/---
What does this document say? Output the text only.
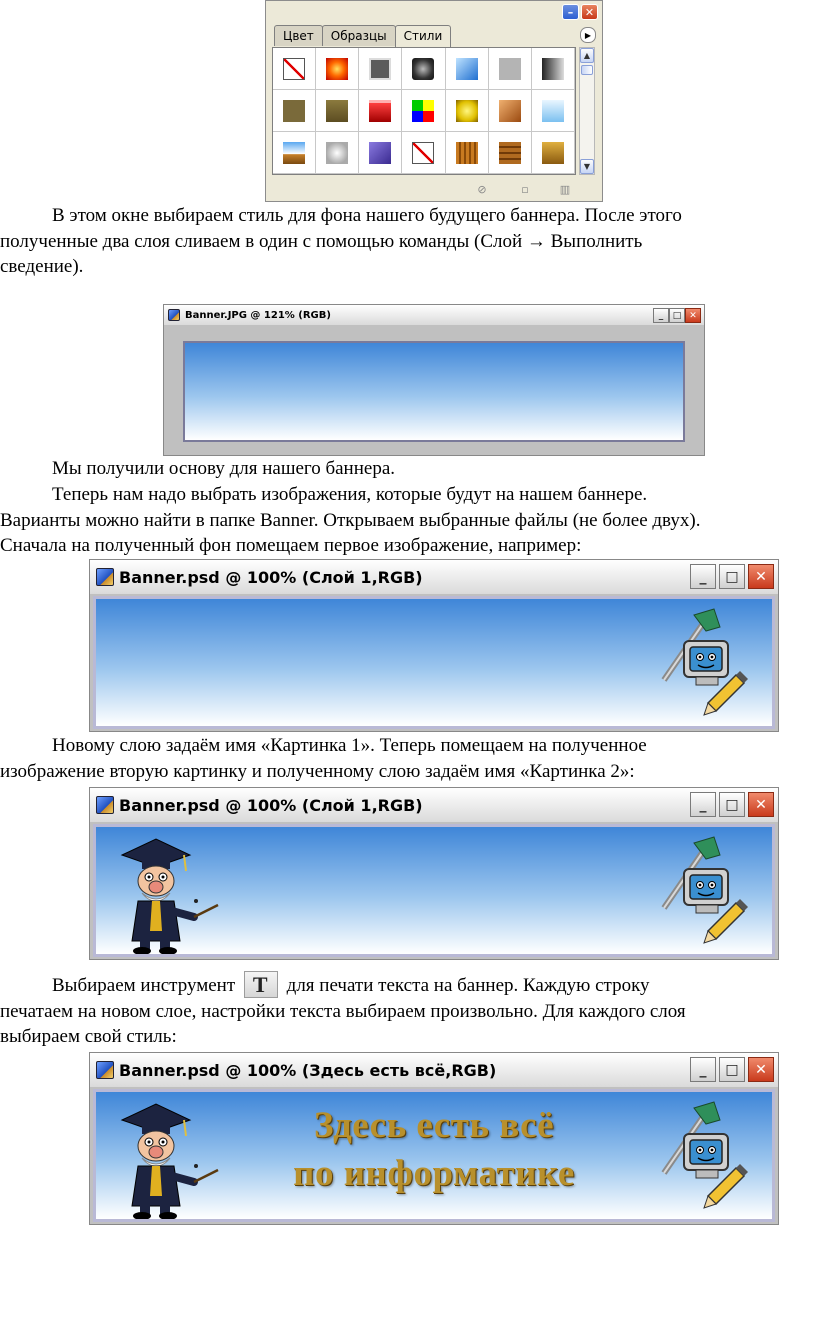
–	✕
Цвет	Образцы	Стили	▶
▲
▼
⊘	▫	▥
В этом окне выбираем стиль для фона нашего будущего баннера. После этого
полученные два слоя сливаем в один с помощью команды (Слой → Выполнить
сведение).
Banner.JPG @ 121% (RGB)	_	□ ✕
Мы получили основу для нашего баннера.
Теперь нам надо выбрать изображения, которые будут на нашем баннере.
Варианты можно найти в папке Banner. Открываем выбранные файлы (не более двух).
Сначала на полученный фон помещаем первое изображение, например:
Banner.psd @ 100% (Слой 1,RGB)	_	□	✕
Новому слою задаём имя «Картинка 1». Теперь помещаем на полученное
изображение вторую картинку и полученному слою задаём имя «Картинка 2»:
Banner.psd @ 100% (Слой 1,RGB)	_	□	✕
Выбираем инструмент T для печати текста на баннер. Каждую строку
печатаем на новом слое, настройки текста выбираем произвольно. Для каждого слоя
выбираем свой стиль:
Banner.psd @ 100% (Здесь есть всё,RGB)	_	□	✕
Здесь есть всё
по информатике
\---
### The exercise
Omit the pictures and output all of the other material exactly.

### Task solution
What does this document say? Output the text only.
–	✕
Цвет	Образцы	Стили	▶
▲
▼
⊘	▫	▥
В этом окне выбираем стиль для фона нашего будущего баннера. После этого
полученные два слоя сливаем в один с помощью команды (Слой → Выполнить
сведение).
Banner.JPG @ 121% (RGB)	_	□ ✕
Мы получили основу для нашего баннера.
Теперь нам надо выбрать изображения, которые будут на нашем баннере.
Варианты можно найти в папке Banner. Открываем выбранные файлы (не более двух).
Сначала на полученный фон помещаем первое изображение, например:
Banner.psd @ 100% (Слой 1,RGB)	_	□	✕
Новому слою задаём имя «Картинка 1». Теперь помещаем на полученное
изображение вторую картинку и полученному слою задаём имя «Картинка 2»:
Banner.psd @ 100% (Слой 1,RGB)	_	□	✕
Выбираем инструмент T для печати текста на баннер. Каждую строку
печатаем на новом слое, настройки текста выбираем произвольно. Для каждого слоя
выбираем свой стиль:
Banner.psd @ 100% (Здесь есть всё,RGB)	_	□	✕
Здесь есть всё
по информатике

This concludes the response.